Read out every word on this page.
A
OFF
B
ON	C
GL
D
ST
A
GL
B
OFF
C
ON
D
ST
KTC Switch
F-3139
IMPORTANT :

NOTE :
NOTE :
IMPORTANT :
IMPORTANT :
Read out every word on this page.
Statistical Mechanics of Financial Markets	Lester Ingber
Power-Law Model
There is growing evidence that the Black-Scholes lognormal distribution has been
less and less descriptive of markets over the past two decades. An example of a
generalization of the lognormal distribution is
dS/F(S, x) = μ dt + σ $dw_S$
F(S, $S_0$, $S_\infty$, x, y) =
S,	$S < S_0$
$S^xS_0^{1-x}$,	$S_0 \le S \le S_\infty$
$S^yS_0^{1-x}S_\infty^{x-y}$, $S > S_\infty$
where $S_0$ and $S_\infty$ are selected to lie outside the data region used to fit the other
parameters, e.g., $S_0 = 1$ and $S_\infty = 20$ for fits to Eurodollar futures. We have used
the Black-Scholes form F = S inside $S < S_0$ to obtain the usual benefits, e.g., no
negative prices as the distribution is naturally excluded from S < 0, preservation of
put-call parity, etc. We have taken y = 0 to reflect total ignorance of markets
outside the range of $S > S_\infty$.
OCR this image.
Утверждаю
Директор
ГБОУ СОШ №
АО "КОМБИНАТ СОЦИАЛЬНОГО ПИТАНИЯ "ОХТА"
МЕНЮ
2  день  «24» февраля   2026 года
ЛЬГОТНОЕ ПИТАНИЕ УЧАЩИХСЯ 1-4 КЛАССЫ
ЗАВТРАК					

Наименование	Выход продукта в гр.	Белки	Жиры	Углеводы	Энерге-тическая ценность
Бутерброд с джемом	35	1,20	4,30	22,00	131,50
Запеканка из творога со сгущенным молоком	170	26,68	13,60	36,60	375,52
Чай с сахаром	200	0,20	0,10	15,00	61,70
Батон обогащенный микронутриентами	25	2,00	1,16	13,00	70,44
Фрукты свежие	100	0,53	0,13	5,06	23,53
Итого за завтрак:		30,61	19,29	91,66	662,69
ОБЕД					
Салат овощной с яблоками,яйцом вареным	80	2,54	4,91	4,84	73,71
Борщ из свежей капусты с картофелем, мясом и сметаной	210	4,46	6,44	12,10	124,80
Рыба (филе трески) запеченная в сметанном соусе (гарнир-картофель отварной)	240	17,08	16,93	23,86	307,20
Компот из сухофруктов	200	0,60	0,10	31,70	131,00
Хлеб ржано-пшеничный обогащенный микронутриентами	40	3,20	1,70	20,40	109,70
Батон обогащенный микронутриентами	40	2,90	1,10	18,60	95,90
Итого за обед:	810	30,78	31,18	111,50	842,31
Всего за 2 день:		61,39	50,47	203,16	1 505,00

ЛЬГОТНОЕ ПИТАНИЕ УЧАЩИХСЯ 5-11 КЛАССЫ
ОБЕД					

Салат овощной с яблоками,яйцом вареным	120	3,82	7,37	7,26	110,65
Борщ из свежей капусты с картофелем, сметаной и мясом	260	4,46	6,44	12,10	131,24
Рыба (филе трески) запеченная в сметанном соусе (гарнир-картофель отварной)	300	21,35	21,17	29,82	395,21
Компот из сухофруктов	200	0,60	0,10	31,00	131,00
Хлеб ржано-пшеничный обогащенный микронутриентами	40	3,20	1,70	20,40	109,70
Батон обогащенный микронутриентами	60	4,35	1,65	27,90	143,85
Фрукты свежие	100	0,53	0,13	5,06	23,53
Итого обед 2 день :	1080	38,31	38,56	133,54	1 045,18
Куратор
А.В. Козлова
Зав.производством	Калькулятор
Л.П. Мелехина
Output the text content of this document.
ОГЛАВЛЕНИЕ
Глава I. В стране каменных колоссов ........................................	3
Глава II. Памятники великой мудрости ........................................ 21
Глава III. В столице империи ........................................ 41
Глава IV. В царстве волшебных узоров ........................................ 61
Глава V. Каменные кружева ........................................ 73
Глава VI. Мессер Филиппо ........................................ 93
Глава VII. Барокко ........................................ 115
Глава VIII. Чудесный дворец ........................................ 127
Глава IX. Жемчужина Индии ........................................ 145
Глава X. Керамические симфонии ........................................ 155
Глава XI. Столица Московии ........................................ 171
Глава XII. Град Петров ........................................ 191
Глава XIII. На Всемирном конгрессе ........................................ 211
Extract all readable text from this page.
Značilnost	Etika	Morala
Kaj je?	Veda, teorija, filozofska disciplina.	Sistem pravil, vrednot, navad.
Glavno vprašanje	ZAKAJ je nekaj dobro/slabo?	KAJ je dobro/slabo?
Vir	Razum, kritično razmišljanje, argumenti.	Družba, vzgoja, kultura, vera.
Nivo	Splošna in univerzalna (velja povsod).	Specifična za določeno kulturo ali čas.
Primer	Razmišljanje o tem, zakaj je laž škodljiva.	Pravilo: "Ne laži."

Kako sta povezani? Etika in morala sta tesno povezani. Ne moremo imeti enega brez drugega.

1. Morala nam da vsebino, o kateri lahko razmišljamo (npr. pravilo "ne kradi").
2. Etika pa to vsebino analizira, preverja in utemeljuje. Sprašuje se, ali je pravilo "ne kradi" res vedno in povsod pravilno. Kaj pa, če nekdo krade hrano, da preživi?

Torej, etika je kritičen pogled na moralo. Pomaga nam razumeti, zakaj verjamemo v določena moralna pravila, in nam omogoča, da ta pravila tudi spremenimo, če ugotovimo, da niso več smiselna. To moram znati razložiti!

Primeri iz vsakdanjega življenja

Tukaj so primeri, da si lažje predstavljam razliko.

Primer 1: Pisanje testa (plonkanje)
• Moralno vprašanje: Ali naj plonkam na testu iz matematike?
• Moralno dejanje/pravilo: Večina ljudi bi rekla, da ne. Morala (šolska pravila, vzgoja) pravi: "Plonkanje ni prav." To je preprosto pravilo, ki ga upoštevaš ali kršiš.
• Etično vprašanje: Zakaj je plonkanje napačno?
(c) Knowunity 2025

___

Filter the listing above for the string "свежей" and copy every matching line.

Борщ из свежей капусты с картофелем, мясом и сметаной	210	4,46	6,44	12,10	124,80
Борщ из свежей капусты с картофелем, сметаной и мясом	260	4,46	6,44	12,10	131,24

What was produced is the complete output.